= SET EXERCISE =
Scan the records for the string "this"; copy each line where it occurs.

= EXCERPTED DATA =

▽

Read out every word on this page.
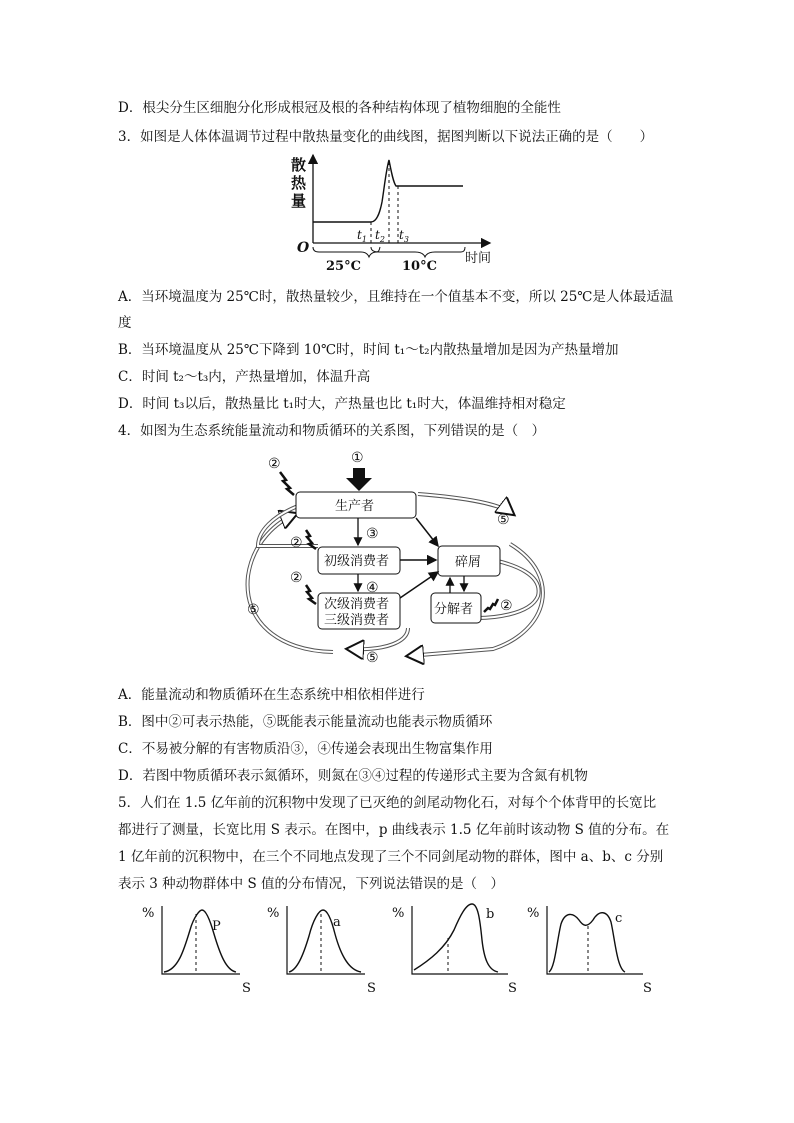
D．根尖分生区细胞分化形成根冠及根的各种结构体现了植物细胞的全能性
3．如图是人体体温调节过程中散热量变化的曲线图，据图判断以下说法正确的是（　　）
散
热
量
O
时间
$t_1$ $t_2$ $t_3$
25°C	10°C
A．当环境温度为 25℃时，散热量较少，且维持在一个值基本不变，所以 25℃是人体最适温
度
B．当环境温度从 25℃下降到 10℃时，时间 t₁～t₂内散热量增加是因为产热量增加
C．时间 t₂～t₃内，产热量增加，体温升高
D．时间 t₃以后，散热量比 t₁时大，产热量也比 t₁时大，体温维持相对稳定
4．如图为生态系统能量流动和物质循环的关系图，下列错误的是（　）
①
②
②
②
②
生产者
初级消费者
次级消费者
三级消费者
碎屑
分解者
③
④
⑤
⑤
⑤
A．能量流动和物质循环在生态系统中相依相伴进行
B．图中②可表示热能，⑤既能表示能量流动也能表示物质循环
C．不易被分解的有害物质沿③，④传递会表现出生物富集作用
D．若图中物质循环表示氮循环，则氮在③④过程的传递形式主要为含氮有机物
5．人们在 1.5 亿年前的沉积物中发现了已灭绝的剑尾动物化石，对每个个体背甲的长宽比
都进行了测量，长宽比用 S 表示。在图中，p 曲线表示 1.5 亿年前时该动物 S 值的分布。在
1 亿年前的沉积物中，在三个不同地点发现了三个不同剑尾动物的群体，图中 a、b、c 分别
表示 3 种动物群体中 S 值的分布情况，下列说法错误的是（　）
%
P
S
%
a
S
%	b
S
%	c
S
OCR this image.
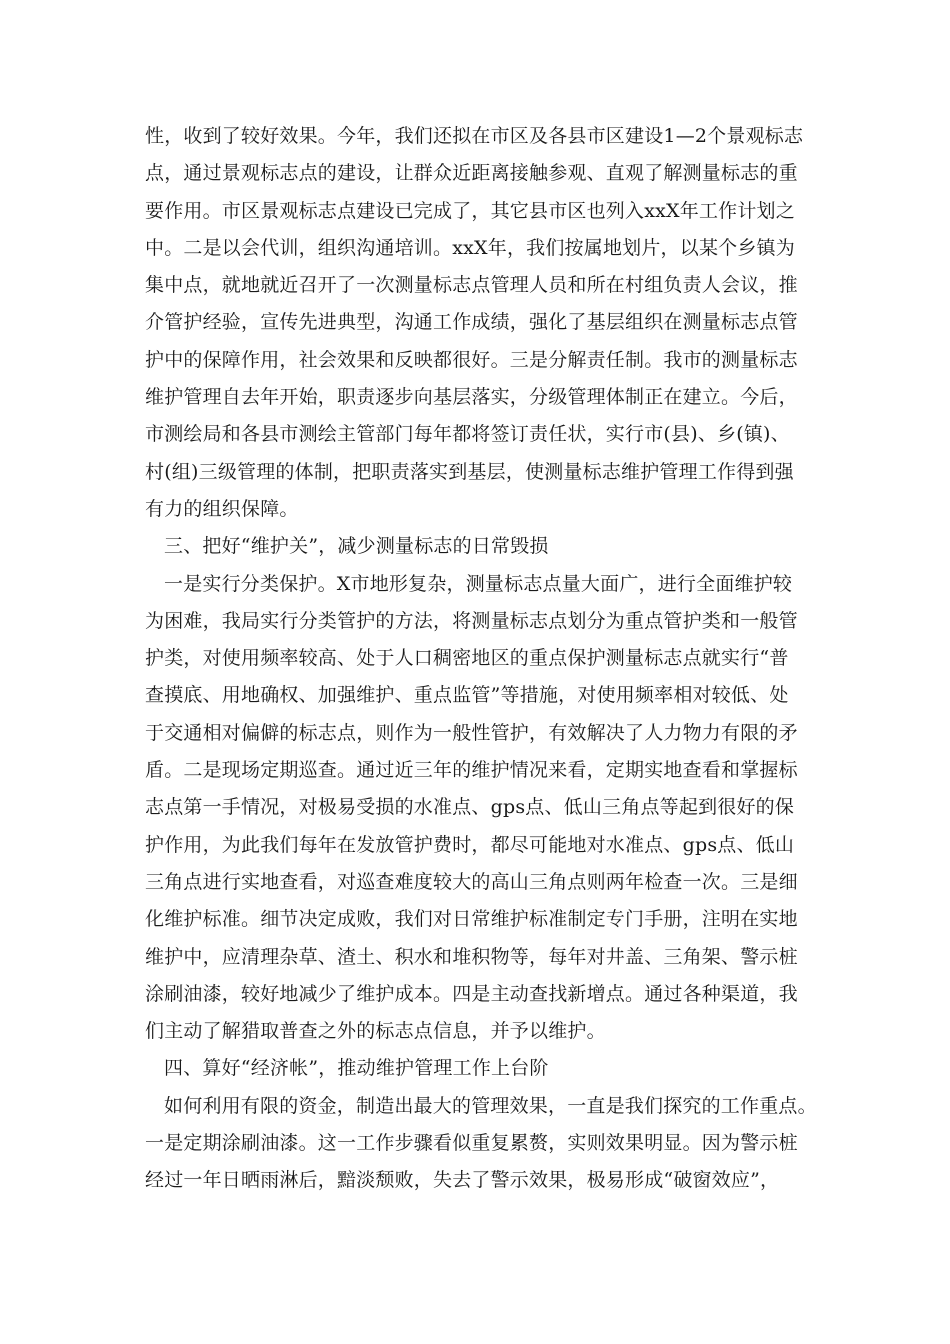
性，收到了较好效果。今年，我们还拟在市区及各县市区建设1—2个景观标志
点，通过景观标志点的建设，让群众近距离接触参观、直观了解测量标志的重
要作用。市区景观标志点建设已完成了，其它县市区也列入xxX年工作计划之
中。二是以会代训，组织沟通培训。xxX年，我们按属地划片，以某个乡镇为
集中点，就地就近召开了一次测量标志点管理人员和所在村组负责人会议，推
介管护经验，宣传先进典型，沟通工作成绩，强化了基层组织在测量标志点管
护中的保障作用，社会效果和反映都很好。三是分解责任制。我市的测量标志
维护管理自去年开始，职责逐步向基层落实，分级管理体制正在建立。今后，
市测绘局和各县市测绘主管部门每年都将签订责任状，实行市(县)、乡(镇)、
村(组)三级管理的体制，把职责落实到基层，使测量标志维护管理工作得到强
有力的组织保障。
三、把好“维护关”，减少测量标志的日常毁损
一是实行分类保护。X市地形复杂，测量标志点量大面广，进行全面维护较
为困难，我局实行分类管护的方法，将测量标志点划分为重点管护类和一般管
护类，对使用频率较高、处于人口稠密地区的重点保护测量标志点就实行“普
查摸底、用地确权、加强维护、重点监管”等措施，对使用频率相对较低、处
于交通相对偏僻的标志点，则作为一般性管护，有效解决了人力物力有限的矛
盾。二是现场定期巡查。通过近三年的维护情况来看，定期实地查看和掌握标
志点第一手情况，对极易受损的水准点、gps点、低山三角点等起到很好的保
护作用，为此我们每年在发放管护费时，都尽可能地对水准点、gps点、低山
三角点进行实地查看，对巡查难度较大的高山三角点则两年检查一次。三是细
化维护标准。细节决定成败，我们对日常维护标准制定专门手册，注明在实地
维护中，应清理杂草、渣土、积水和堆积物等，每年对井盖、三角架、警示桩
涂刷油漆，较好地减少了维护成本。四是主动查找新增点。通过各种渠道，我
们主动了解猎取普查之外的标志点信息，并予以维护。
四、算好“经济帐”，推动维护管理工作上台阶
如何利用有限的资金，制造出最大的管理效果，一直是我们探究的工作重点。
一是定期涂刷油漆。这一工作步骤看似重复累赘，实则效果明显。因为警示桩
经过一年日晒雨淋后，黯淡颓败，失去了警示效果，极易形成“破窗效应”，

△

= SOLUTION BELOW =
Read out every word on this page.
OCR this image.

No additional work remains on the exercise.